-- WORK TO COMPLETE --
Filter the entries that follow, copying every line in which the word "bezlari" appears.
-------------------------
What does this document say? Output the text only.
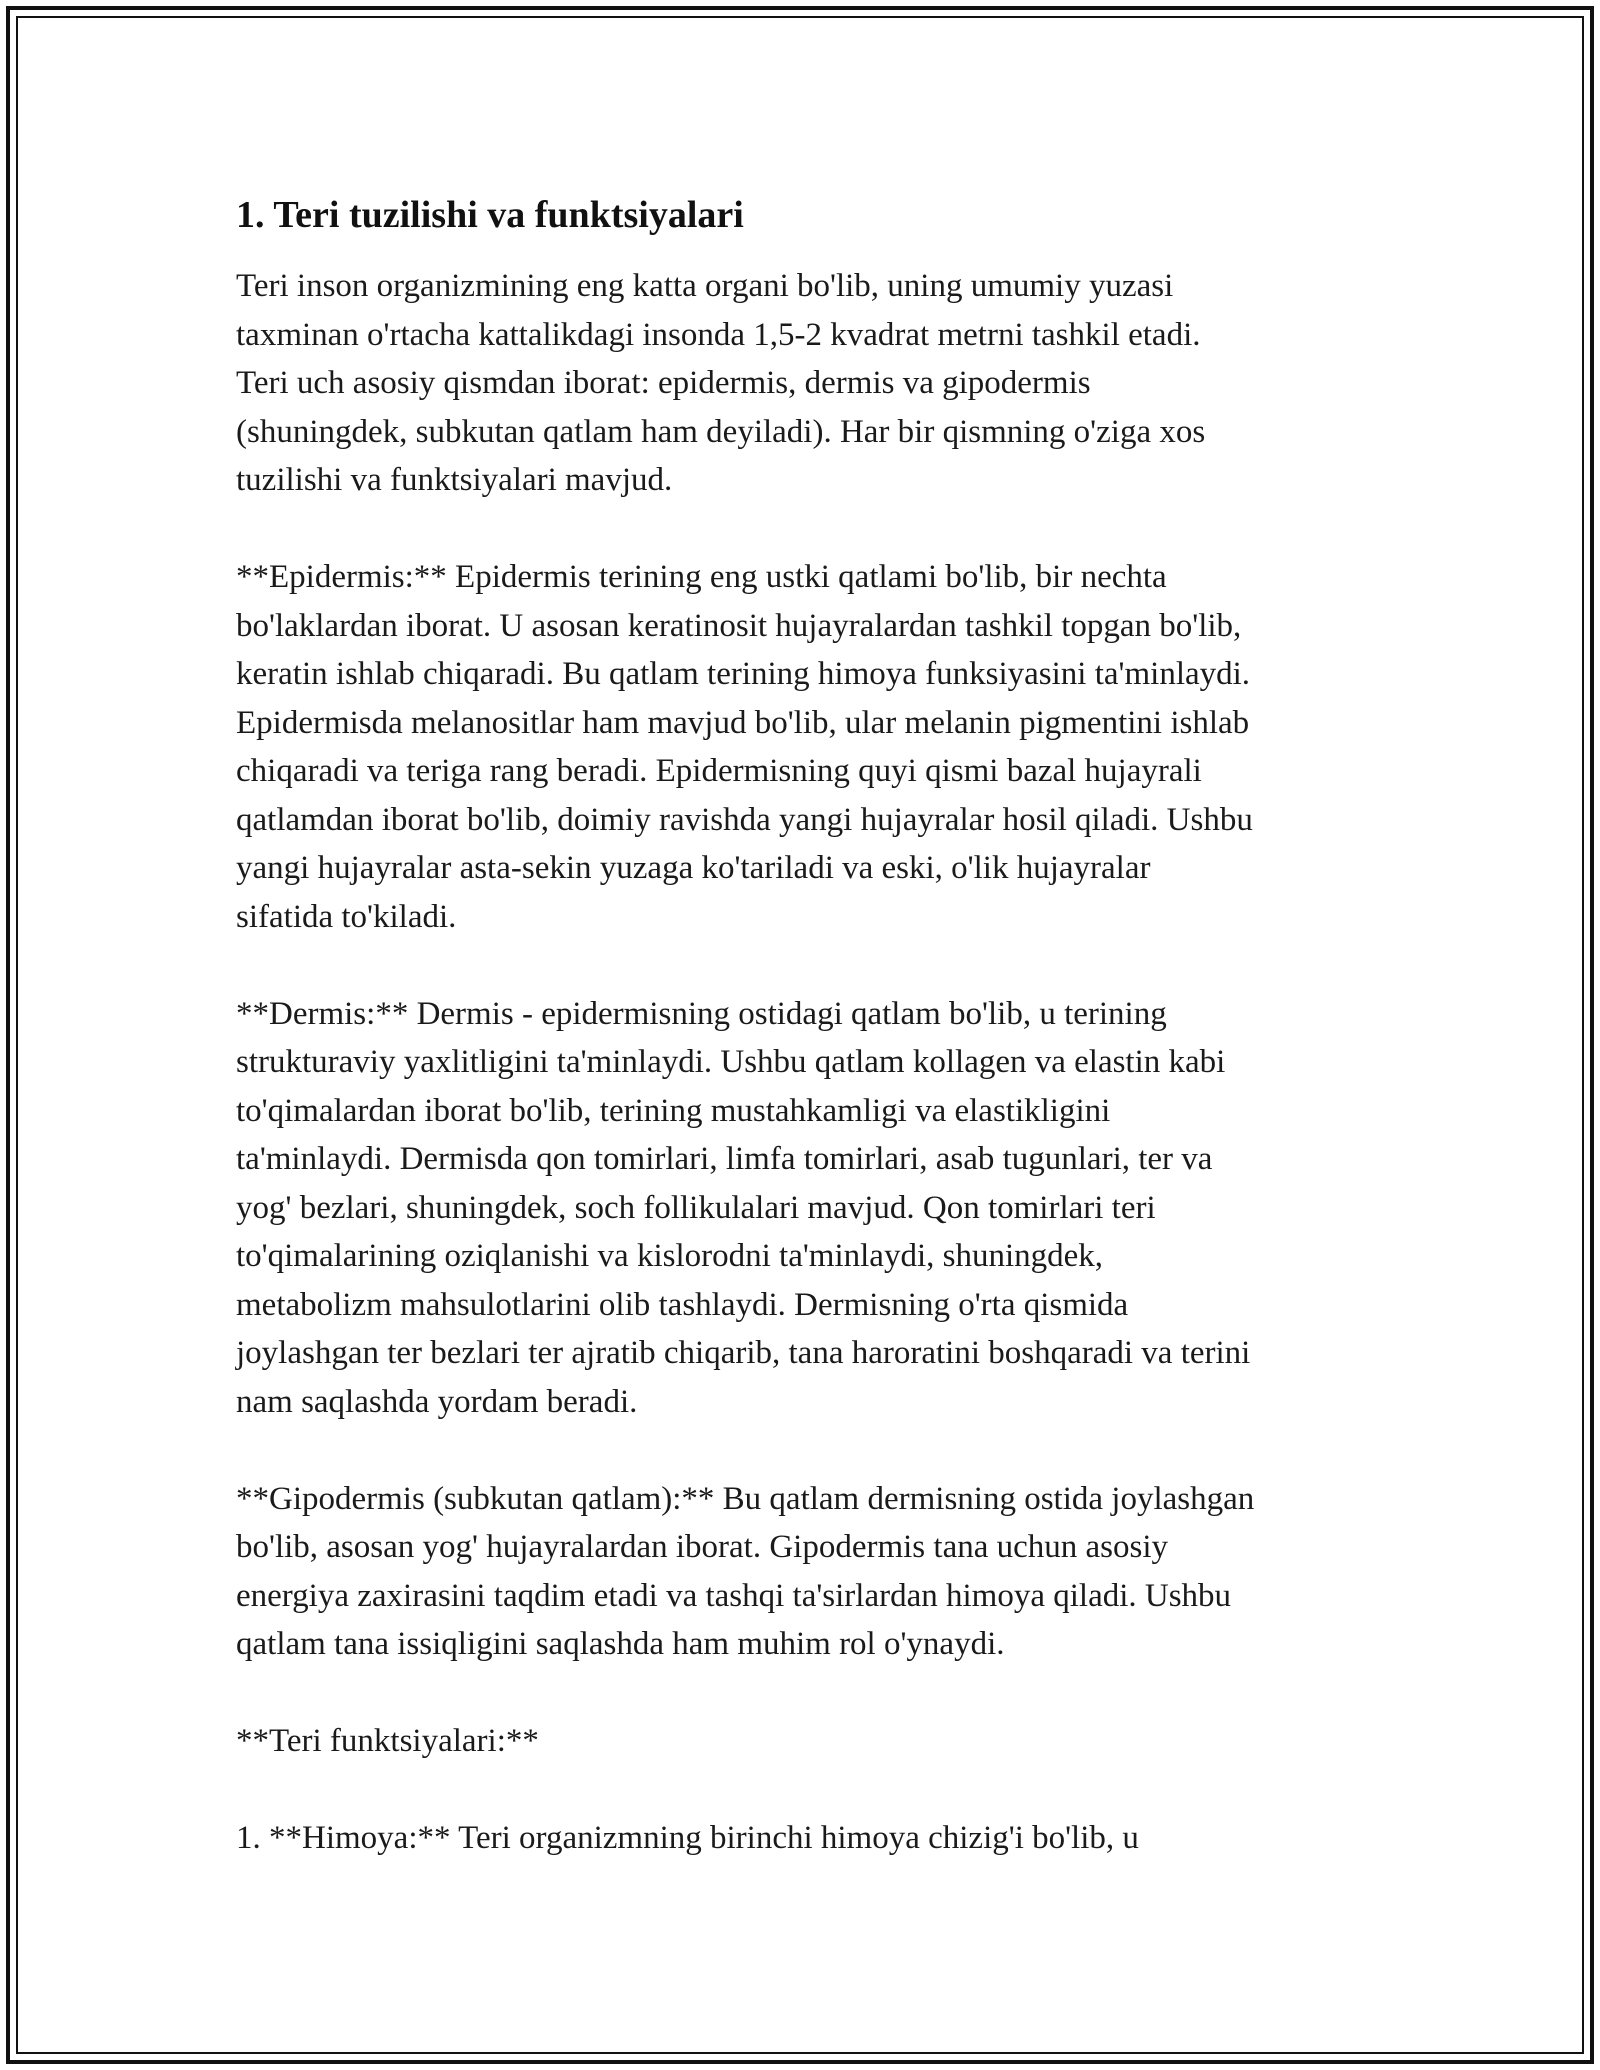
1. Teri tuzilishi va funktsiyalari

Teri inson organizmining eng katta organi bo'lib, uning umumiy yuzasi
taxminan o'rtacha kattalikdagi insonda 1,5-2 kvadrat metrni tashkil etadi.
Teri uch asosiy qismdan iborat: epidermis, dermis va gipodermis
(shuningdek, subkutan qatlam ham deyiladi). Har bir qismning o'ziga xos
tuzilishi va funktsiyalari mavjud.

**Epidermis:** Epidermis terining eng ustki qatlami bo'lib, bir nechta
bo'laklardan iborat. U asosan keratinosit hujayralardan tashkil topgan bo'lib,
keratin ishlab chiqaradi. Bu qatlam terining himoya funksiyasini ta'minlaydi.
Epidermisda melanositlar ham mavjud bo'lib, ular melanin pigmentini ishlab
chiqaradi va teriga rang beradi. Epidermisning quyi qismi bazal hujayrali
qatlamdan iborat bo'lib, doimiy ravishda yangi hujayralar hosil qiladi. Ushbu
yangi hujayralar asta-sekin yuzaga ko'tariladi va eski, o'lik hujayralar
sifatida to'kiladi.

**Dermis:** Dermis - epidermisning ostidagi qatlam bo'lib, u terining
strukturaviy yaxlitligini ta'minlaydi. Ushbu qatlam kollagen va elastin kabi
to'qimalardan iborat bo'lib, terining mustahkamligi va elastikligini
ta'minlaydi. Dermisda qon tomirlari, limfa tomirlari, asab tugunlari, ter va
yog' bezlari, shuningdek, soch follikulalari mavjud. Qon tomirlari teri
to'qimalarining oziqlanishi va kislorodni ta'minlaydi, shuningdek,
metabolizm mahsulotlarini olib tashlaydi. Dermisning o'rta qismida
joylashgan ter bezlari ter ajratib chiqarib, tana haroratini boshqaradi va terini
nam saqlashda yordam beradi.

**Gipodermis (subkutan qatlam):** Bu qatlam dermisning ostida joylashgan
bo'lib, asosan yog' hujayralardan iborat. Gipodermis tana uchun asosiy
energiya zaxirasini taqdim etadi va tashqi ta'sirlardan himoya qiladi. Ushbu
qatlam tana issiqligini saqlashda ham muhim rol o'ynaydi.

**Teri funktsiyalari:**

1. **Himoya:** Teri organizmning birinchi himoya chizig'i bo'lib, u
-------------------------
-- FINAL ANSWER --
yog' bezlari, shuningdek, soch follikulalari mavjud. Qon tomirlari teri
joylashgan ter bezlari ter ajratib chiqarib, tana haroratini boshqaradi va terini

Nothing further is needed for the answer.